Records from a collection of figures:
==*==
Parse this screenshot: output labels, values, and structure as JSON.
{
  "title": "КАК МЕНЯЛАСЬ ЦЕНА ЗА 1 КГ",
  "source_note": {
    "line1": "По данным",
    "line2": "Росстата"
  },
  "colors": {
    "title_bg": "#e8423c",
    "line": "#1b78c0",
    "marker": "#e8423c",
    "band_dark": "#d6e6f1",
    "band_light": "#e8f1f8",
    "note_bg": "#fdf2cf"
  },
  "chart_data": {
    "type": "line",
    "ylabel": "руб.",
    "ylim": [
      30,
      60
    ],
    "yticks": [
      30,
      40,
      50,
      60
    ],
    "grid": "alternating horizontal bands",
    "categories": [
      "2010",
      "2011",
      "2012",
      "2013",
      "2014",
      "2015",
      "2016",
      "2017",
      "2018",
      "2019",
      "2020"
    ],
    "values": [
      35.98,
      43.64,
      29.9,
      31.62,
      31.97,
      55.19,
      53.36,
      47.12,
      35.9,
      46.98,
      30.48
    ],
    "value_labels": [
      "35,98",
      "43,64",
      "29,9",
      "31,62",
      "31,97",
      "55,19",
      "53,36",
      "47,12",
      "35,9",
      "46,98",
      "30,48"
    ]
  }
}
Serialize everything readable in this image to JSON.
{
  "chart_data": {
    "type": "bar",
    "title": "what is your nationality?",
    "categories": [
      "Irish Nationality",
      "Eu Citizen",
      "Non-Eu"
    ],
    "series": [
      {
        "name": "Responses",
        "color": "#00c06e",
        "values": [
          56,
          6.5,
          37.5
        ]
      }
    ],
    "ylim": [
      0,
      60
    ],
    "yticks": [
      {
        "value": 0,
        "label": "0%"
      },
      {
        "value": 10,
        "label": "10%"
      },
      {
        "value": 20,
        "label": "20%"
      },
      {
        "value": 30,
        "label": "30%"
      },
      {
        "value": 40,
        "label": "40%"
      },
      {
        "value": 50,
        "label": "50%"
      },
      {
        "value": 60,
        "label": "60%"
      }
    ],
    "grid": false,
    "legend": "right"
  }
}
==*==
Description of the task: Emit the full listing verbatim.

Solution for this exercise:
Parse this screenshot: output labels, values, and structure as JSON.
{
  "title": "КАК МЕНЯЛАСЬ ЦЕНА ЗА 1 КГ",
  "source_note": {
    "line1": "По данным",
    "line2": "Росстата"
  },
  "colors": {
    "title_bg": "#e8423c",
    "line": "#1b78c0",
    "marker": "#e8423c",
    "band_dark": "#d6e6f1",
    "band_light": "#e8f1f8",
    "note_bg": "#fdf2cf"
  },
  "chart_data": {
    "type": "line",
    "ylabel": "руб.",
    "ylim": [
      30,
      60
    ],
    "yticks": [
      30,
      40,
      50,
      60
    ],
    "grid": "alternating horizontal bands",
    "categories": [
      "2010",
      "2011",
      "2012",
      "2013",
      "2014",
      "2015",
      "2016",
      "2017",
      "2018",
      "2019",
      "2020"
    ],
    "values": [
      35.98,
      43.64,
      29.9,
      31.62,
      31.97,
      55.19,
      53.36,
      47.12,
      35.9,
      46.98,
      30.48
    ],
    "value_labels": [
      "35,98",
      "43,64",
      "29,9",
      "31,62",
      "31,97",
      "55,19",
      "53,36",
      "47,12",
      "35,9",
      "46,98",
      "30,48"
    ]
  }
}
Serialize everything readable in this image to JSON.
{
  "chart_data": {
    "type": "bar",
    "title": "what is your nationality?",
    "categories": [
      "Irish Nationality",
      "Eu Citizen",
      "Non-Eu"
    ],
    "series": [
      {
        "name": "Responses",
        "color": "#00c06e",
        "values": [
          56,
          6.5,
          37.5
        ]
      }
    ],
    "ylim": [
      0,
      60
    ],
    "yticks": [
      {
        "value": 0,
        "label": "0%"
      },
      {
        "value": 10,
        "label": "10%"
      },
      {
        "value": 20,
        "label": "20%"
      },
      {
        "value": 30,
        "label": "30%"
      },
      {
        "value": 40,
        "label": "40%"
      },
      {
        "value": 50,
        "label": "50%"
      },
      {
        "value": 60,
        "label": "60%"
      }
    ],
    "grid": false,
    "legend": "right"
  }
}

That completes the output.